— Start EXTRACTED DATA —

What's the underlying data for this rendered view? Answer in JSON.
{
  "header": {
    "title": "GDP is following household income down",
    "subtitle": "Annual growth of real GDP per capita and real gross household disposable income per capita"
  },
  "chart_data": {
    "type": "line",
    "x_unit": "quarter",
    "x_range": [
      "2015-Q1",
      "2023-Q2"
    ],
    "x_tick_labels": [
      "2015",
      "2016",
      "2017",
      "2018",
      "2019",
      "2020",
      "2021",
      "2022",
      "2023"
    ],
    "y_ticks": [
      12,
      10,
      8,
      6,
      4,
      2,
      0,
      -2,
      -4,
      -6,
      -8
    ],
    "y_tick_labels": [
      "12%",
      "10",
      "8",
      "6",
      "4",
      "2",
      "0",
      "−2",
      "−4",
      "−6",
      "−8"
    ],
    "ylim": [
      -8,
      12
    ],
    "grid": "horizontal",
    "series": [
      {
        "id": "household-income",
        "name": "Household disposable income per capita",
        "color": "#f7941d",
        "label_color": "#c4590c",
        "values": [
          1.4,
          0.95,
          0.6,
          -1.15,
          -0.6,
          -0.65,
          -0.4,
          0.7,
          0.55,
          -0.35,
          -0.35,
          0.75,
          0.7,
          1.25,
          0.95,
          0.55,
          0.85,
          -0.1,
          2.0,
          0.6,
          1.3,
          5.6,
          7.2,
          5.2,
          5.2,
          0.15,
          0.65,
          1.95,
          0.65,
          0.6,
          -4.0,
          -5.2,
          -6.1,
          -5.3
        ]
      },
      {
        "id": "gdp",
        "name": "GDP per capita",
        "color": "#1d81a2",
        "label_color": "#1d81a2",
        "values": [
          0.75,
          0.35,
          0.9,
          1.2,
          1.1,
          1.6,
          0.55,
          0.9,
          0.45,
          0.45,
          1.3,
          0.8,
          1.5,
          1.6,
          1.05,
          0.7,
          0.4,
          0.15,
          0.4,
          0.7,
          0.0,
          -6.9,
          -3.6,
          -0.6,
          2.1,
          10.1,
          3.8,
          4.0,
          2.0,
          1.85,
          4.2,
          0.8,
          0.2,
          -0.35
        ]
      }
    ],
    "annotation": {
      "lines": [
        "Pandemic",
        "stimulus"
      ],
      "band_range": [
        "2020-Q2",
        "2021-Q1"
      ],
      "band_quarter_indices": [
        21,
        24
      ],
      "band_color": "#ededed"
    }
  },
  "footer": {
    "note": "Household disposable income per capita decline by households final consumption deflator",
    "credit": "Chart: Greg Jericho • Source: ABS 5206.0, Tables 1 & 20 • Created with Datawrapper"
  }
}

— End EXTRACTED DATA —

EXERCISE OBJECTIVE → Nothing may be left out: return each entry exactly as it reads.

RESPONSE TO THE EXERCISE →
What's the underlying data for this rendered view? Answer in JSON.
{
  "header": {
    "title": "GDP is following household income down",
    "subtitle": "Annual growth of real GDP per capita and real gross household disposable income per capita"
  },
  "chart_data": {
    "type": "line",
    "x_unit": "quarter",
    "x_range": [
      "2015-Q1",
      "2023-Q2"
    ],
    "x_tick_labels": [
      "2015",
      "2016",
      "2017",
      "2018",
      "2019",
      "2020",
      "2021",
      "2022",
      "2023"
    ],
    "y_ticks": [
      12,
      10,
      8,
      6,
      4,
      2,
      0,
      -2,
      -4,
      -6,
      -8
    ],
    "y_tick_labels": [
      "12%",
      "10",
      "8",
      "6",
      "4",
      "2",
      "0",
      "−2",
      "−4",
      "−6",
      "−8"
    ],
    "ylim": [
      -8,
      12
    ],
    "grid": "horizontal",
    "series": [
      {
        "id": "household-income",
        "name": "Household disposable income per capita",
        "color": "#f7941d",
        "label_color": "#c4590c",
        "values": [
          1.4,
          0.95,
          0.6,
          -1.15,
          -0.6,
          -0.65,
          -0.4,
          0.7,
          0.55,
          -0.35,
          -0.35,
          0.75,
          0.7,
          1.25,
          0.95,
          0.55,
          0.85,
          -0.1,
          2.0,
          0.6,
          1.3,
          5.6,
          7.2,
          5.2,
          5.2,
          0.15,
          0.65,
          1.95,
          0.65,
          0.6,
          -4.0,
          -5.2,
          -6.1,
          -5.3
        ]
      },
      {
        "id": "gdp",
        "name": "GDP per capita",
        "color": "#1d81a2",
        "label_color": "#1d81a2",
        "values": [
          0.75,
          0.35,
          0.9,
          1.2,
          1.1,
          1.6,
          0.55,
          0.9,
          0.45,
          0.45,
          1.3,
          0.8,
          1.5,
          1.6,
          1.05,
          0.7,
          0.4,
          0.15,
          0.4,
          0.7,
          0.0,
          -6.9,
          -3.6,
          -0.6,
          2.1,
          10.1,
          3.8,
          4.0,
          2.0,
          1.85,
          4.2,
          0.8,
          0.2,
          -0.35
        ]
      }
    ],
    "annotation": {
      "lines": [
        "Pandemic",
        "stimulus"
      ],
      "band_range": [
        "2020-Q2",
        "2021-Q1"
      ],
      "band_quarter_indices": [
        21,
        24
      ],
      "band_color": "#ededed"
    }
  },
  "footer": {
    "note": "Household disposable income per capita decline by households final consumption deflator",
    "credit": "Chart: Greg Jericho • Source: ABS 5206.0, Tables 1 & 20 • Created with Datawrapper"
  }
}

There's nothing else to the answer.